>> Start

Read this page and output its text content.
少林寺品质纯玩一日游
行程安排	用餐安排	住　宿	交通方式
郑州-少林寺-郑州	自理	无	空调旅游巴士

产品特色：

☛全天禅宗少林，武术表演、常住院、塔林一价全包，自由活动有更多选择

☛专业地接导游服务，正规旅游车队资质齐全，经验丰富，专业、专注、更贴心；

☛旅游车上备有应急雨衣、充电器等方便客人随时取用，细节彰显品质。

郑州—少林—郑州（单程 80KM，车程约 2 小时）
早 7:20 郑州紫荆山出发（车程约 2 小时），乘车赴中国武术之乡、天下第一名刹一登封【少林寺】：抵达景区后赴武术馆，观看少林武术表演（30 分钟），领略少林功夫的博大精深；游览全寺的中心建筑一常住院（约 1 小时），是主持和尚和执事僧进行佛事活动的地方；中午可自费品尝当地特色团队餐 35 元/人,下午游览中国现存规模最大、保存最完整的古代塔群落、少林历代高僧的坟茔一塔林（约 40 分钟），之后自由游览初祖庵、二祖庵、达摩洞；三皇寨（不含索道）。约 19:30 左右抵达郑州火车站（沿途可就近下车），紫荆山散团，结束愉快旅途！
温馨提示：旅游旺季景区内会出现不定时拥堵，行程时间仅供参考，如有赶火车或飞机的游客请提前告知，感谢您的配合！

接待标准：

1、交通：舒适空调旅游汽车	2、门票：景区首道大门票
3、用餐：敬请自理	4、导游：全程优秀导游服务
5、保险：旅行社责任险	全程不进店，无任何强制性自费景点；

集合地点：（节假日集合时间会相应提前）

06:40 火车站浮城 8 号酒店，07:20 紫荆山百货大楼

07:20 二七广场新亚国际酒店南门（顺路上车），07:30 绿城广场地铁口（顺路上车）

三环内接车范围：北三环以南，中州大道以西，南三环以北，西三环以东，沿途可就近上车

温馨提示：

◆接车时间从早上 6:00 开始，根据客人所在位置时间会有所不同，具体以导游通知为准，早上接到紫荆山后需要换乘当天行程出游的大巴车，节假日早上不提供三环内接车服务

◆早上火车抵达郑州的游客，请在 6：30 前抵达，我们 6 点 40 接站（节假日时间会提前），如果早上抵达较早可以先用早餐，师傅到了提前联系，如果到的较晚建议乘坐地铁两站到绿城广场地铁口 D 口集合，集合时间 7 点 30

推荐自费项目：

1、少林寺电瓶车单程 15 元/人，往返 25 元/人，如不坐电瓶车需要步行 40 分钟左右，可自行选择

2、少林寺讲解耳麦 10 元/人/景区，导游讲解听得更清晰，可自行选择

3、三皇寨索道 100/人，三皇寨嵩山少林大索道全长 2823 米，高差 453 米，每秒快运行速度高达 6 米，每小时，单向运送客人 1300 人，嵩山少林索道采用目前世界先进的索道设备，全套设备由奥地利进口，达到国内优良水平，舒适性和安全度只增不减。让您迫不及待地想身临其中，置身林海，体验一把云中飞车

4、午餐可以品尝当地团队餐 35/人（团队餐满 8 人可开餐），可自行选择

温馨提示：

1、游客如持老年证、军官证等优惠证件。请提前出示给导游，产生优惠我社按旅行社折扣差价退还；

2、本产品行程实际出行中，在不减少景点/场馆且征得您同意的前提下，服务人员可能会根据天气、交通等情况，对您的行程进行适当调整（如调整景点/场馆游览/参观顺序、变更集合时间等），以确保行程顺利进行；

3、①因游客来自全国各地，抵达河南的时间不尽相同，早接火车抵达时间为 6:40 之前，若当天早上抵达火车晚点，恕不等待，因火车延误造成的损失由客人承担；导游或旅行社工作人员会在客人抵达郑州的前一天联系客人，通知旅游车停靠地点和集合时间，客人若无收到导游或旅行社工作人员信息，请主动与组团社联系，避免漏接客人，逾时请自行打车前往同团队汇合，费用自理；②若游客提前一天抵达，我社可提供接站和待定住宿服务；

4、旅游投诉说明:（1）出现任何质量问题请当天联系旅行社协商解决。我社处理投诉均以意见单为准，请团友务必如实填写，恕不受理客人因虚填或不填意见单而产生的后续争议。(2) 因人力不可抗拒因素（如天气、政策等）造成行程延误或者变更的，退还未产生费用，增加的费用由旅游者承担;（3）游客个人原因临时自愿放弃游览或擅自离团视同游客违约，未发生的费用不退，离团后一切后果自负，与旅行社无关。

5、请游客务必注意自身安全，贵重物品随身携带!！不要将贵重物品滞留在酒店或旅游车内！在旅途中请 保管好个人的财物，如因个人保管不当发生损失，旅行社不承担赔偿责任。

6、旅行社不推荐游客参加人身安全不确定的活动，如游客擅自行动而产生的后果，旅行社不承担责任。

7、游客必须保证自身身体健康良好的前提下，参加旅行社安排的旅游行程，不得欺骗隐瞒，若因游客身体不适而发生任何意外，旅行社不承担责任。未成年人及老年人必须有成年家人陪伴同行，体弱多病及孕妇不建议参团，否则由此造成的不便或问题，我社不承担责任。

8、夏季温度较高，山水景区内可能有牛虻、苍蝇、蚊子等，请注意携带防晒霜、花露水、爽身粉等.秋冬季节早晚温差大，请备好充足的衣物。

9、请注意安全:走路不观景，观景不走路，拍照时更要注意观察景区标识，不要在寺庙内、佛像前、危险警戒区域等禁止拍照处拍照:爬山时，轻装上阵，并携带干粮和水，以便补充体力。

>> End

• _What the task asks_
Output nothing but the number of lines in the data containing the string "旅行社不承担责任".

• _Written response_
2